== PROBLEM REQUIREMENTS ==
Can you render every line of the entries as a JSON list of strings, one string per line, omitting any blank lines?

== Element region listings ==
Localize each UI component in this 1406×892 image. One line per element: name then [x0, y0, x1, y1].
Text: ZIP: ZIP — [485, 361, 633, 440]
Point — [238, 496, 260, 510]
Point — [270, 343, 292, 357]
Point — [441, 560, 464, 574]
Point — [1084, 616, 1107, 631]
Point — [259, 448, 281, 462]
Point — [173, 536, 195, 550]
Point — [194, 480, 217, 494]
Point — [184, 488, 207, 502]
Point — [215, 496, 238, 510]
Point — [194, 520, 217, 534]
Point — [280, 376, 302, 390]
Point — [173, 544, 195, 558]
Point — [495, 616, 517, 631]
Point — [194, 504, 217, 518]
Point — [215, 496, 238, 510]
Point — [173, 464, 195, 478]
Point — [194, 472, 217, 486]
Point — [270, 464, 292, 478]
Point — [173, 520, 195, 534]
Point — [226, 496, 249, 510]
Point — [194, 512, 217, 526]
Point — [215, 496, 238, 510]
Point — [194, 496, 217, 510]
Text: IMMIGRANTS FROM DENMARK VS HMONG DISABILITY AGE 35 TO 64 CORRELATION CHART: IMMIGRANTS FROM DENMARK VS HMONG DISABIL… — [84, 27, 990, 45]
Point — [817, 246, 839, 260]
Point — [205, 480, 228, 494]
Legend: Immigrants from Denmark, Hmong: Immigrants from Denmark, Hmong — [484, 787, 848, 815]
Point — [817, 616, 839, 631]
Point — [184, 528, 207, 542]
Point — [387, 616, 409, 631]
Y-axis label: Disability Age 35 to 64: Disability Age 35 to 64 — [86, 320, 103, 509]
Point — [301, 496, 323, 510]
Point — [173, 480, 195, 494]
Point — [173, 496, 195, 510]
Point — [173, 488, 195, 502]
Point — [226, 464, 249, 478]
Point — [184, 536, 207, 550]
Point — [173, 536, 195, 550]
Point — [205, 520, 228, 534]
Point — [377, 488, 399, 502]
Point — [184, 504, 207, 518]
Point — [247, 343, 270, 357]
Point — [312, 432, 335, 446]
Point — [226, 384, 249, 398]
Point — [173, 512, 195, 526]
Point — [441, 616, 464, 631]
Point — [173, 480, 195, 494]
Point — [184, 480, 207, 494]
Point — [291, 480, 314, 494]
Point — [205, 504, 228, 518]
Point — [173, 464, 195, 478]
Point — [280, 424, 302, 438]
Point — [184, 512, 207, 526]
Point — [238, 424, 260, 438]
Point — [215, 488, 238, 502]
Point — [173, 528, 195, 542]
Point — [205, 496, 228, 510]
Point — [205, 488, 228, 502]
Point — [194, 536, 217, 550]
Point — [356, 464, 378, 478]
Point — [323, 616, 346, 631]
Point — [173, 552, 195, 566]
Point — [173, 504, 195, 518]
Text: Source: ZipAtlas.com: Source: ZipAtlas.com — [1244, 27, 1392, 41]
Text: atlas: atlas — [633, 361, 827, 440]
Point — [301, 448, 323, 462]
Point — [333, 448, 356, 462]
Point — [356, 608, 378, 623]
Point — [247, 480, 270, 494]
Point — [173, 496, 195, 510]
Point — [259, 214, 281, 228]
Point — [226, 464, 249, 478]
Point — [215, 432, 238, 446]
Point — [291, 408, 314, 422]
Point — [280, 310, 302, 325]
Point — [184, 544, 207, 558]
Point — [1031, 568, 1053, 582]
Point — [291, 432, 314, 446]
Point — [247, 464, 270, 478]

== RESPONSE TO THIS TASK ==
[
  "Localize each UI component in this 1406×892 image. One line per element: name then [x0, y0, x1, y1].",
  "Text: ZIP: ZIP — [485, 361, 633, 440]",
  "Point — [238, 496, 260, 510]",
  "Point — [270, 343, 292, 357]",
  "Point — [441, 560, 464, 574]",
  "Point — [1084, 616, 1107, 631]",
  "Point — [259, 448, 281, 462]",
  "Point — [173, 536, 195, 550]",
  "Point — [194, 480, 217, 494]",
  "Point — [184, 488, 207, 502]",
  "Point — [215, 496, 238, 510]",
  "Point — [194, 520, 217, 534]",
  "Point — [280, 376, 302, 390]",
  "Point — [173, 544, 195, 558]",
  "Point — [495, 616, 517, 631]",
  "Point — [194, 504, 217, 518]",
  "Point — [215, 496, 238, 510]",
  "Point — [173, 464, 195, 478]",
  "Point — [194, 472, 217, 486]",
  "Point — [270, 464, 292, 478]",
  "Point — [173, 520, 195, 534]",
  "Point — [226, 496, 249, 510]",
  "Point — [194, 512, 217, 526]",
  "Point — [215, 496, 238, 510]",
  "Point — [194, 496, 217, 510]",
  "Text: IMMIGRANTS FROM DENMARK VS HMONG DISABILITY AGE 35 TO 64 CORRELATION CHART: IMMIGRANTS FROM DENMARK VS HMONG DISABIL… — [84, 27, 990, 45]",
  "Point — [817, 246, 839, 260]",
  "Point — [205, 480, 228, 494]",
  "Legend: Immigrants from Denmark, Hmong: Immigrants from Denmark, Hmong — [484, 787, 848, 815]",
  "Point — [817, 616, 839, 631]",
  "Point — [184, 528, 207, 542]",
  "Point — [387, 616, 409, 631]",
  "Y-axis label: Disability Age 35 to 64: Disability Age 35 to 64 — [86, 320, 103, 509]",
  "Point — [301, 496, 323, 510]",
  "Point — [173, 480, 195, 494]",
  "Point — [173, 496, 195, 510]",
  "Point — [173, 488, 195, 502]",
  "Point — [226, 464, 249, 478]",
  "Point — [184, 536, 207, 550]",
  "Point — [173, 536, 195, 550]",
  "Point — [205, 520, 228, 534]",
  "Point — [377, 488, 399, 502]",
  "Point — [184, 504, 207, 518]",
  "Point — [247, 343, 270, 357]",
  "Point — [312, 432, 335, 446]",
  "Point — [226, 384, 249, 398]",
  "Point — [173, 512, 195, 526]",
  "Point — [441, 616, 464, 631]",
  "Point — [173, 480, 195, 494]",
  "Point — [184, 480, 207, 494]",
  "Point — [291, 480, 314, 494]",
  "Point — [205, 504, 228, 518]",
  "Point — [173, 464, 195, 478]",
  "Point — [280, 424, 302, 438]",
  "Point — [184, 512, 207, 526]",
  "Point — [238, 424, 260, 438]",
  "Point — [215, 488, 238, 502]",
  "Point — [173, 528, 195, 542]",
  "Point — [205, 496, 228, 510]",
  "Point — [205, 488, 228, 502]",
  "Point — [194, 536, 217, 550]",
  "Point — [356, 464, 378, 478]",
  "Point — [323, 616, 346, 631]",
  "Point — [173, 552, 195, 566]",
  "Point — [173, 504, 195, 518]",
  "Text: Source: ZipAtlas.com: Source: ZipAtlas.com — [1244, 27, 1392, 41]",
  "Text: atlas: atlas — [633, 361, 827, 440]",
  "Point — [301, 448, 323, 462]",
  "Point — [333, 448, 356, 462]",
  "Point — [356, 608, 378, 623]",
  "Point — [247, 480, 270, 494]",
  "Point — [173, 496, 195, 510]",
  "Point — [259, 214, 281, 228]",
  "Point — [226, 464, 249, 478]",
  "Point — [215, 432, 238, 446]",
  "Point — [291, 408, 314, 422]",
  "Point — [280, 310, 302, 325]",
  "Point — [184, 544, 207, 558]",
  "Point — [1031, 568, 1053, 582]",
  "Point — [291, 432, 314, 446]",
  "Point — [247, 464, 270, 478]"
]